** Goal of the exercise **
Write out the listing below without alteration, omitting its pictures.

** Supplied data **
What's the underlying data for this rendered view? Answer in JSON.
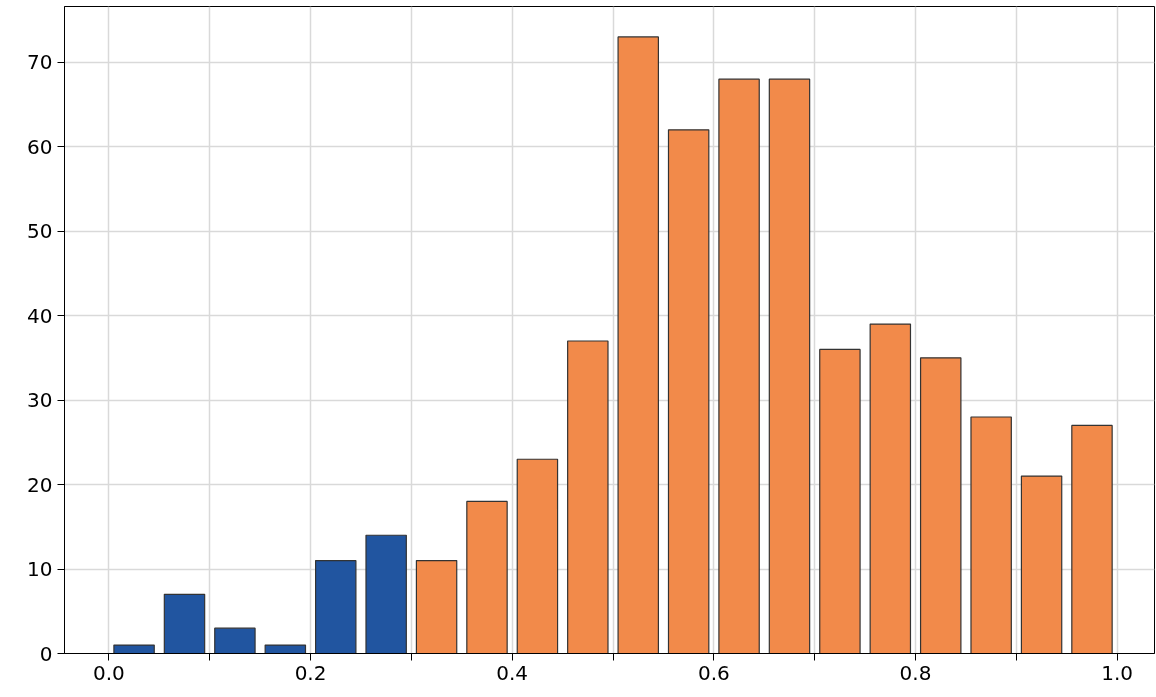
{
  "chart_data": {
    "type": "histogram",
    "bins": [
      0.0,
      0.05,
      0.1,
      0.15,
      0.2,
      0.25,
      0.3,
      0.35,
      0.4,
      0.45,
      0.5,
      0.55,
      0.6,
      0.65,
      0.7,
      0.75,
      0.8,
      0.85,
      0.9,
      0.95,
      1.0
    ],
    "values": [
      1,
      7,
      3,
      1,
      11,
      14,
      11,
      18,
      23,
      37,
      73,
      62,
      68,
      68,
      36,
      39,
      35,
      28,
      21,
      27
    ],
    "colors": [
      "#2155a0",
      "#2155a0",
      "#2155a0",
      "#2155a0",
      "#2155a0",
      "#2155a0",
      "#f28a4a",
      "#f28a4a",
      "#f28a4a",
      "#f28a4a",
      "#f28a4a",
      "#f28a4a",
      "#f28a4a",
      "#f28a4a",
      "#f28a4a",
      "#f28a4a",
      "#f28a4a",
      "#f28a4a",
      "#f28a4a",
      "#f28a4a"
    ],
    "xlim": [
      -0.044,
      1.037
    ],
    "ylim": [
      0,
      76.6
    ],
    "xticks": [
      {
        "value": 0,
        "label": "0.0"
      },
      {
        "value": 0.1,
        "label": null
      },
      {
        "value": 0.2,
        "label": "0.2"
      },
      {
        "value": 0.3,
        "label": null
      },
      {
        "value": 0.4,
        "label": "0.4"
      },
      {
        "value": 0.5,
        "label": null
      },
      {
        "value": 0.6,
        "label": "0.6"
      },
      {
        "value": 0.7,
        "label": null
      },
      {
        "value": 0.8,
        "label": "0.8"
      },
      {
        "value": 0.9,
        "label": null
      },
      {
        "value": 1,
        "label": "1.0"
      }
    ],
    "yticks": [
      0,
      10,
      20,
      30,
      40,
      50,
      60,
      70
    ],
    "grid": true
  }
}
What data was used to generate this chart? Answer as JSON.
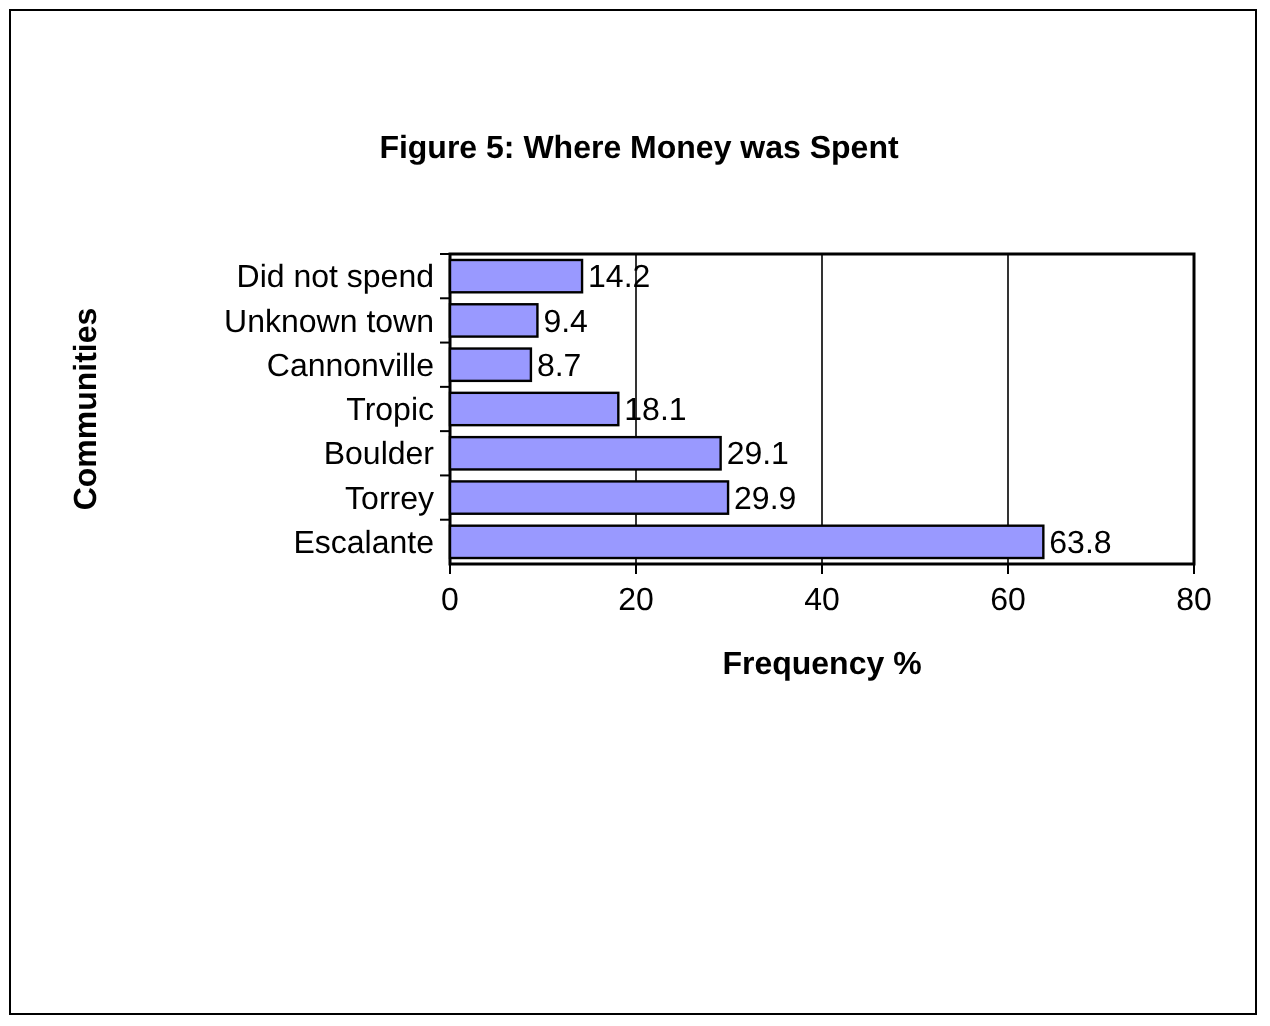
{
  "chart_data": {
    "type": "bar",
    "orientation": "horizontal",
    "title": "Figure 5: Where Money was Spent",
    "xlabel": "Frequency %",
    "ylabel": "Communities",
    "categories": [
      "Did not spend",
      "Unknown town",
      "Cannonville",
      "Tropic",
      "Boulder",
      "Torrey",
      "Escalante"
    ],
    "values": [
      14.2,
      9.4,
      8.7,
      18.1,
      29.1,
      29.9,
      63.8
    ],
    "color": "#9999ff",
    "xlim": [
      0,
      80
    ],
    "xticks": [
      0,
      20,
      40,
      60,
      80
    ],
    "grid": "x",
    "data_labels": true
  }
}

** Solution **
What's the underlying data for this rendered view? Answer in JSON.
{
  "chart_data": {
    "type": "histogram",
    "bins": [
      0.0,
      0.05,
      0.1,
      0.15,
      0.2,
      0.25,
      0.3,
      0.35,
      0.4,
      0.45,
      0.5,
      0.55,
      0.6,
      0.65,
      0.7,
      0.75,
      0.8,
      0.85,
      0.9,
      0.95,
      1.0
    ],
    "values": [
      1,
      7,
      3,
      1,
      11,
      14,
      11,
      18,
      23,
      37,
      73,
      62,
      68,
      68,
      36,
      39,
      35,
      28,
      21,
      27
    ],
    "colors": [
      "#2155a0",
      "#2155a0",
      "#2155a0",
      "#2155a0",
      "#2155a0",
      "#2155a0",
      "#f28a4a",
      "#f28a4a",
      "#f28a4a",
      "#f28a4a",
      "#f28a4a",
      "#f28a4a",
      "#f28a4a",
      "#f28a4a",
      "#f28a4a",
      "#f28a4a",
      "#f28a4a",
      "#f28a4a",
      "#f28a4a",
      "#f28a4a"
    ],
    "xlim": [
      -0.044,
      1.037
    ],
    "ylim": [
      0,
      76.6
    ],
    "xticks": [
      {
        "value": 0,
        "label": "0.0"
      },
      {
        "value": 0.1,
        "label": null
      },
      {
        "value": 0.2,
        "label": "0.2"
      },
      {
        "value": 0.3,
        "label": null
      },
      {
        "value": 0.4,
        "label": "0.4"
      },
      {
        "value": 0.5,
        "label": null
      },
      {
        "value": 0.6,
        "label": "0.6"
      },
      {
        "value": 0.7,
        "label": null
      },
      {
        "value": 0.8,
        "label": "0.8"
      },
      {
        "value": 0.9,
        "label": null
      },
      {
        "value": 1,
        "label": "1.0"
      }
    ],
    "yticks": [
      0,
      10,
      20,
      30,
      40,
      50,
      60,
      70
    ],
    "grid": true
  }
}
What data was used to generate this chart? Answer as JSON.
{
  "chart_data": {
    "type": "bar",
    "orientation": "horizontal",
    "title": "Figure 5: Where Money was Spent",
    "xlabel": "Frequency %",
    "ylabel": "Communities",
    "categories": [
      "Did not spend",
      "Unknown town",
      "Cannonville",
      "Tropic",
      "Boulder",
      "Torrey",
      "Escalante"
    ],
    "values": [
      14.2,
      9.4,
      8.7,
      18.1,
      29.1,
      29.9,
      63.8
    ],
    "color": "#9999ff",
    "xlim": [
      0,
      80
    ],
    "xticks": [
      0,
      20,
      40,
      60,
      80
    ],
    "grid": "x",
    "data_labels": true
  }
}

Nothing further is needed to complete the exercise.